[Data extracted from a collection]
* * *

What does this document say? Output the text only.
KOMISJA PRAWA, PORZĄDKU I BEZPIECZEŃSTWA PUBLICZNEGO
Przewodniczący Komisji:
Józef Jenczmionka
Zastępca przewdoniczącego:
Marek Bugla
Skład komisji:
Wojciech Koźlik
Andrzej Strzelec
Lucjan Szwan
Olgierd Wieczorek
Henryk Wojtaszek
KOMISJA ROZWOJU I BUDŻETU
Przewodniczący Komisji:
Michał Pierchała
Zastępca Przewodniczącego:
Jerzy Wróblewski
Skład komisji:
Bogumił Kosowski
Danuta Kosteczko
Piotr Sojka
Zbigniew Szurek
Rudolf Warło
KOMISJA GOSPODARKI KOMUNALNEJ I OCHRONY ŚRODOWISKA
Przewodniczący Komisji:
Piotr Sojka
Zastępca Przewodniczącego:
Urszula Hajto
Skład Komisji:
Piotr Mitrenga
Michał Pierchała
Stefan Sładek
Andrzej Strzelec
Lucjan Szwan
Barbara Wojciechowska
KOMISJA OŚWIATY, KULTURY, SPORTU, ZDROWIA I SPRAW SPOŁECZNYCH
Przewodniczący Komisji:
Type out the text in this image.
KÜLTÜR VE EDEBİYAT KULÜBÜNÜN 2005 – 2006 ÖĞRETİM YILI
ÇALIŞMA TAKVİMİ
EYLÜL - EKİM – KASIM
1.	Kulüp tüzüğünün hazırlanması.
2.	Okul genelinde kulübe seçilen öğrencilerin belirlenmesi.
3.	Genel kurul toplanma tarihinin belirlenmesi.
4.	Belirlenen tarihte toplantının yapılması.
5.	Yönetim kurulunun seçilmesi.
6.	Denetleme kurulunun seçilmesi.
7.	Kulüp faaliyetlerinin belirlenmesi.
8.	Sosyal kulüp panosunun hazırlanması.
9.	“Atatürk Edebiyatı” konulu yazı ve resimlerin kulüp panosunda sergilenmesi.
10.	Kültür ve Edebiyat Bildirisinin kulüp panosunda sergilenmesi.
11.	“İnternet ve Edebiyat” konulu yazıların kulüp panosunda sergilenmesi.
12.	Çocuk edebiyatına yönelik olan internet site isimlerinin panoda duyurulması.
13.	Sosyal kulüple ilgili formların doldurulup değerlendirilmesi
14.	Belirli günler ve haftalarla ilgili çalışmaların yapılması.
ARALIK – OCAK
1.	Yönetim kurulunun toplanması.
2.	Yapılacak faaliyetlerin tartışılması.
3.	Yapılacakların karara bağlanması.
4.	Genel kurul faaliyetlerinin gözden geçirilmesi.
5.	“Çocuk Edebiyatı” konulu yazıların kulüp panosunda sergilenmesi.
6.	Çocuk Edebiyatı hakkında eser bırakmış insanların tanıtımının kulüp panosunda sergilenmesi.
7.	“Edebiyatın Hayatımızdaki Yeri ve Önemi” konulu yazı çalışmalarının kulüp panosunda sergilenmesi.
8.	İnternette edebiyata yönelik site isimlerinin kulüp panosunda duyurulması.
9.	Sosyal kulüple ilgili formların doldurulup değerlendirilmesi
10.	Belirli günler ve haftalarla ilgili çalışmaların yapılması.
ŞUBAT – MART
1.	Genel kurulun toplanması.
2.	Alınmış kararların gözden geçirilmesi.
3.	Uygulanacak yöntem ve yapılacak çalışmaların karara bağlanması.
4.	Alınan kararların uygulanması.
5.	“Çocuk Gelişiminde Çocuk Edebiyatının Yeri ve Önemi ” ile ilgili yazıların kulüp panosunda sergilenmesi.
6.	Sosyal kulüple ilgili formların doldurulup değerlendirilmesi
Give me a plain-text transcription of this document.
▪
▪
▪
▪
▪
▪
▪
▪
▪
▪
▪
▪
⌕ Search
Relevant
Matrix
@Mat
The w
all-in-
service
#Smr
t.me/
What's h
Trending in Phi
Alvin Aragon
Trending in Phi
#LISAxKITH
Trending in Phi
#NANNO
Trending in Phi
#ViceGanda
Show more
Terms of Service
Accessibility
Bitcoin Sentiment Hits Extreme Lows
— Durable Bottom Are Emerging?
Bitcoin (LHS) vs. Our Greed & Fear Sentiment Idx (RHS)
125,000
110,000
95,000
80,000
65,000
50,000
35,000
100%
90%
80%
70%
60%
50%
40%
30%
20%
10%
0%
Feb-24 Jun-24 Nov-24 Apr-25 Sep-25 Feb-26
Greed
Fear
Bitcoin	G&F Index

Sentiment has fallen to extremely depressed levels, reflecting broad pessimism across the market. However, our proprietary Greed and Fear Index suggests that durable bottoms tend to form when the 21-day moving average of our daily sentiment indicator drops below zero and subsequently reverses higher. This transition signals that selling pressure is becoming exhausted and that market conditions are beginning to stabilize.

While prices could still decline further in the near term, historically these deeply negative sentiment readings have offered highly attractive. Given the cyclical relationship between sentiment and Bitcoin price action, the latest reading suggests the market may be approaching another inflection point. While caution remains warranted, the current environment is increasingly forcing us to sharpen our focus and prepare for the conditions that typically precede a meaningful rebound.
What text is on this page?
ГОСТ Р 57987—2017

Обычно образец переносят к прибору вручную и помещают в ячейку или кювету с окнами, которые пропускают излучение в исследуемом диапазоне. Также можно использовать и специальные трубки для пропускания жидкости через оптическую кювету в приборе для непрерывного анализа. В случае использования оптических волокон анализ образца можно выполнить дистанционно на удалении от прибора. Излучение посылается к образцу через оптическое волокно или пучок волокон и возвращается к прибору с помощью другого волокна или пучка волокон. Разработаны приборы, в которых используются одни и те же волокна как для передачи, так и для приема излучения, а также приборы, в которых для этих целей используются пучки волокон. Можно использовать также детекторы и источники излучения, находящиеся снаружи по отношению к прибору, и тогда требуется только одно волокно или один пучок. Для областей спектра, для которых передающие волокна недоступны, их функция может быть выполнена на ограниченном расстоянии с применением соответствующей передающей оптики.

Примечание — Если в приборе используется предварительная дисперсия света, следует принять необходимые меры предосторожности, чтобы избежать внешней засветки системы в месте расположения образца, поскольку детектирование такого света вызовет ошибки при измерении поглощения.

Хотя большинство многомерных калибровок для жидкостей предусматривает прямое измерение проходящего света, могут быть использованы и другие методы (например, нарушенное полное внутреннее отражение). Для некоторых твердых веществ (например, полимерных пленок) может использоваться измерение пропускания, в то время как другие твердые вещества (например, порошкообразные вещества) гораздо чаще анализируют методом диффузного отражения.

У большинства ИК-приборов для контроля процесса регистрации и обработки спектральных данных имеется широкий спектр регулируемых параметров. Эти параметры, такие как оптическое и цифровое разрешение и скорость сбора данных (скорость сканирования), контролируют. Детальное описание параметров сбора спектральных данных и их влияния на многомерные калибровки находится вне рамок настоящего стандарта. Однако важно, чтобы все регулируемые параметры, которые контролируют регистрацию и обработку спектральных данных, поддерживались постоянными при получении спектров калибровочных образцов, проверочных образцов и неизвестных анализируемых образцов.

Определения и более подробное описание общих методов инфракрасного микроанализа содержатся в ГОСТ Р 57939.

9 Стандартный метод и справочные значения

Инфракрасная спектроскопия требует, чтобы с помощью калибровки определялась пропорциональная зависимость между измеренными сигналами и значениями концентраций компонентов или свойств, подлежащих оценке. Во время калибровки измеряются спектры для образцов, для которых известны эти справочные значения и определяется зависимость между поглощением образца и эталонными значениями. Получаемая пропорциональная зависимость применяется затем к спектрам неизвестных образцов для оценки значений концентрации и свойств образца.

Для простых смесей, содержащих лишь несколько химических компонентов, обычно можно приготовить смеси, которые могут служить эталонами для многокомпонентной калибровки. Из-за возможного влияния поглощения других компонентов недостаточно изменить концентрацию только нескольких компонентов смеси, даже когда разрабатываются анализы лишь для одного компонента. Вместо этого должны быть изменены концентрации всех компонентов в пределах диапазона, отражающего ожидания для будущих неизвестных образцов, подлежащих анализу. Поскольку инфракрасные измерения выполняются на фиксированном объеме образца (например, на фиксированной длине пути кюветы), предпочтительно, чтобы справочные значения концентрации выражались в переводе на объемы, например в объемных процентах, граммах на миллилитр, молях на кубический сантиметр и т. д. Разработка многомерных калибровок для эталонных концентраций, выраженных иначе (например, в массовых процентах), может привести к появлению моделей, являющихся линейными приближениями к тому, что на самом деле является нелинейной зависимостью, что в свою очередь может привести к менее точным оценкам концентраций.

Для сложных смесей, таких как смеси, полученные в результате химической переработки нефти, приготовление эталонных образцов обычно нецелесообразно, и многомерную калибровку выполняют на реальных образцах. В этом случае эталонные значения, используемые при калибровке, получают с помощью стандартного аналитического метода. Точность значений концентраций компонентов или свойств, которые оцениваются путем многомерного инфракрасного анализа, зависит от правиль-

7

* * *

* What you are asked to do *
Count all lines of the data that include "ГОСТ". The answer is the number alone.

* Expected output *
2